[Data records]
begin

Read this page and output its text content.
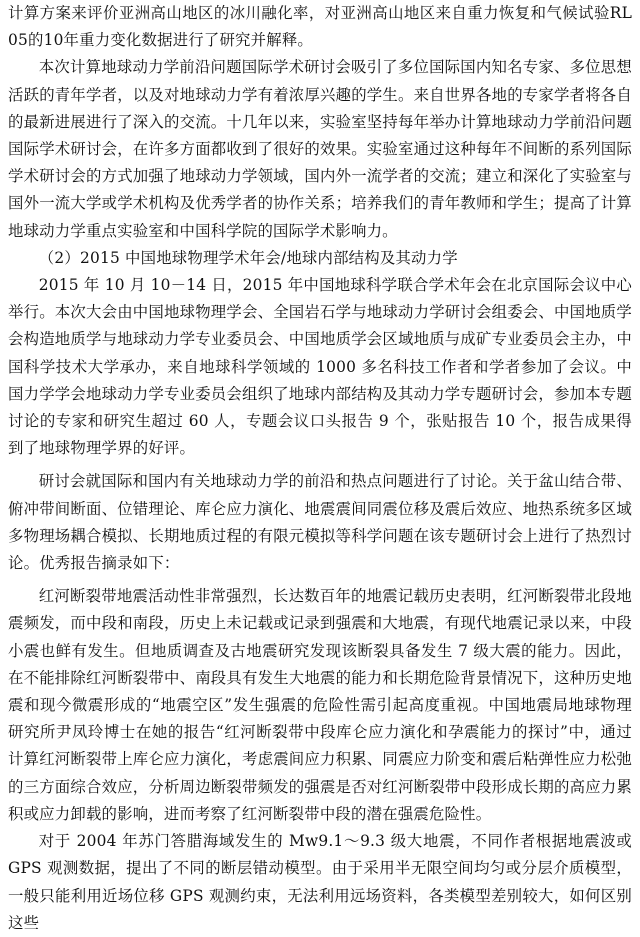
计算方案来评价亚洲高山地区的冰川融化率，对亚洲高山地区来自重力恢复和气候试验RL05的10年重力变化数据进行了研究并解释。

本次计算地球动力学前沿问题国际学术研讨会吸引了多位国际国内知名专家、多位思想活跃的青年学者，以及对地球动力学有着浓厚兴趣的学生。来自世界各地的专家学者将各自的最新进展进行了深入的交流。十几年以来，实验室坚持每年举办计算地球动力学前沿问题国际学术研讨会，在许多方面都收到了很好的效果。实验室通过这种每年不间断的系列国际学术研讨会的方式加强了地球动力学领域，国内外一流学者的交流；建立和深化了实验室与国外一流大学或学术机构及优秀学者的协作关系；培养我们的青年教师和学生；提高了计算地球动力学重点实验室和中国科学院的国际学术影响力。

（2）2015 中国地球物理学术年会/地球内部结构及其动力学

2015 年 10 月 10－14 日，2015 年中国地球科学联合学术年会在北京国际会议中心举行。本次大会由中国地球物理学会、全国岩石学与地球动力学研讨会组委会、中国地质学会构造地质学与地球动力学专业委员会、中国地质学会区域地质与成矿专业委员会主办，中国科学技术大学承办，来自地球科学领域的 1000 多名科技工作者和学者参加了会议。中国力学学会地球动力学专业委员会组织了地球内部结构及其动力学专题研讨会，参加本专题讨论的专家和研究生超过 60 人，专题会议口头报告 9 个，张贴报告 10 个，报告成果得到了地球物理学界的好评。

研讨会就国际和国内有关地球动力学的前沿和热点问题进行了讨论。关于盆山结合带、俯冲带间断面、位错理论、库仑应力演化、地震震间同震位移及震后效应、地热系统多区域多物理场耦合模拟、长期地质过程的有限元模拟等科学问题在该专题研讨会上进行了热烈讨论。优秀报告摘录如下：

红河断裂带地震活动性非常强烈，长达数百年的地震记载历史表明，红河断裂带北段地震频发，而中段和南段，历史上未记载或记录到强震和大地震，有现代地震记录以来，中段小震也鲜有发生。但地质调查及古地震研究发现该断裂具备发生 7 级大震的能力。因此，在不能排除红河断裂带中、南段具有发生大地震的能力和长期危险背景情况下，这种历史地震和现今微震形成的“地震空区”发生强震的危险性需引起高度重视。中国地震局地球物理研究所尹凤玲博士在她的报告“红河断裂带中段库仑应力演化和孕震能力的探讨”中，通过计算红河断裂带上库仑应力演化，考虑震间应力积累、同震应力阶变和震后粘弹性应力松弛的三方面综合效应，分析周边断裂带频发的强震是否对红河断裂带中段形成长期的高应力累积或应力卸载的影响，进而考察了红河断裂带中段的潜在强震危险性。

对于 2004 年苏门答腊海域发生的 Mw9.1～9.3 级大地震，不同作者根据地震波或 GPS 观测数据，提出了不同的断层错动模型。由于采用半无限空间均匀或分层介质模型，一般只能利用近场位移 GPS 观测约束，无法利用远场资料，各类模型差别较大，如何区别这些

end

TASK INSTRUCTIONS. Omit all pictures while transcribing the entries verbatim.

RESPONSE TO THIS EXERCISE.
Read this page and output its text content.
计算方案来评价亚洲高山地区的冰川融化率，对亚洲高山地区来自重力恢复和气候试验RL05的10年重力变化数据进行了研究并解释。

本次计算地球动力学前沿问题国际学术研讨会吸引了多位国际国内知名专家、多位思想活跃的青年学者，以及对地球动力学有着浓厚兴趣的学生。来自世界各地的专家学者将各自的最新进展进行了深入的交流。十几年以来，实验室坚持每年举办计算地球动力学前沿问题国际学术研讨会，在许多方面都收到了很好的效果。实验室通过这种每年不间断的系列国际学术研讨会的方式加强了地球动力学领域，国内外一流学者的交流；建立和深化了实验室与国外一流大学或学术机构及优秀学者的协作关系；培养我们的青年教师和学生；提高了计算地球动力学重点实验室和中国科学院的国际学术影响力。

（2）2015 中国地球物理学术年会/地球内部结构及其动力学

2015 年 10 月 10－14 日，2015 年中国地球科学联合学术年会在北京国际会议中心举行。本次大会由中国地球物理学会、全国岩石学与地球动力学研讨会组委会、中国地质学会构造地质学与地球动力学专业委员会、中国地质学会区域地质与成矿专业委员会主办，中国科学技术大学承办，来自地球科学领域的 1000 多名科技工作者和学者参加了会议。中国力学学会地球动力学专业委员会组织了地球内部结构及其动力学专题研讨会，参加本专题讨论的专家和研究生超过 60 人，专题会议口头报告 9 个，张贴报告 10 个，报告成果得到了地球物理学界的好评。

研讨会就国际和国内有关地球动力学的前沿和热点问题进行了讨论。关于盆山结合带、俯冲带间断面、位错理论、库仑应力演化、地震震间同震位移及震后效应、地热系统多区域多物理场耦合模拟、长期地质过程的有限元模拟等科学问题在该专题研讨会上进行了热烈讨论。优秀报告摘录如下：

红河断裂带地震活动性非常强烈，长达数百年的地震记载历史表明，红河断裂带北段地震频发，而中段和南段，历史上未记载或记录到强震和大地震，有现代地震记录以来，中段小震也鲜有发生。但地质调查及古地震研究发现该断裂具备发生 7 级大震的能力。因此，在不能排除红河断裂带中、南段具有发生大地震的能力和长期危险背景情况下，这种历史地震和现今微震形成的“地震空区”发生强震的危险性需引起高度重视。中国地震局地球物理研究所尹凤玲博士在她的报告“红河断裂带中段库仑应力演化和孕震能力的探讨”中，通过计算红河断裂带上库仑应力演化，考虑震间应力积累、同震应力阶变和震后粘弹性应力松弛的三方面综合效应，分析周边断裂带频发的强震是否对红河断裂带中段形成长期的高应力累积或应力卸载的影响，进而考察了红河断裂带中段的潜在强震危险性。

对于 2004 年苏门答腊海域发生的 Mw9.1～9.3 级大地震，不同作者根据地震波或 GPS 观测数据，提出了不同的断层错动模型。由于采用半无限空间均匀或分层介质模型，一般只能利用近场位移 GPS 观测约束，无法利用远场资料，各类模型差别较大，如何区别这些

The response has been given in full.